→ Excerpt provided
Equity Savings Funds

Equity savings funds are hybrid mutual fund schemes suitable for investors with moderate risk appetites. Risk in these funds is lower than aggressive hybrid funds like Hybrid Equity Funds or Balanced Funds. The main advantage of equity savings funds are low volatility and income.

How it works and the purpose of Equity Savings Funds

The overall exposure to equity in equity savings funds ranges from 65% to 90%. Mutual fund schemes which have more than 65% equity allocation enjoy equity taxation; long term capital gains (investing holding period of more than 1 year) and dividends are tax free. However, a portion of the equity exposure is hedged and this reduces the risk of these funds considerably. The active (un-hedged) equity allocation of equity savings funds ranges between 20 to 30% with the objective of capital appreciation.

40 to 70% of the portfolio of equity savings funds is allocated to completely hedged equity positions with the objective of generating arbitrage or risk free profits. 10 to 35% of the portfolio is invested in fixed income and money market instruments with the objective of generating income. Therefore, 70 to 80% of the portfolio has low volatility and generates regular income. Over a sufficiently long investment horizon, the active equity allocation can also generate capital appreciation for investors.

Investment Strategy and how does it work.

→ Goals
(a) According to the passage on equity savings funds, what range does their overall equity exposure fall within?
(b) Repeat word for word the part of the passage on equity savings funds that begins at the words "Equity savings funds are hybrid" and stops after "volatility and income.".

→ Available data

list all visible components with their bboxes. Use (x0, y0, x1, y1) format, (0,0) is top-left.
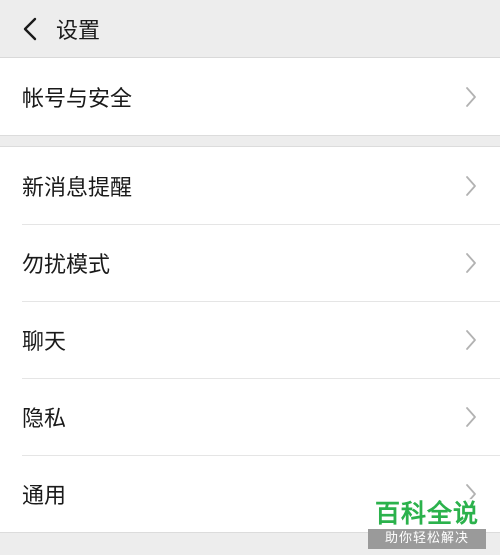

→ Responses in order
(a) 65% to 90%

(b)
Equity savings funds are hybrid mutual fund schemes suitable for investors with moderate risk appetites. Risk in these funds is lower than aggressive hybrid funds like Hybrid Equity Funds or Balanced Funds. The main advantage of equity savings funds are low volatility and income.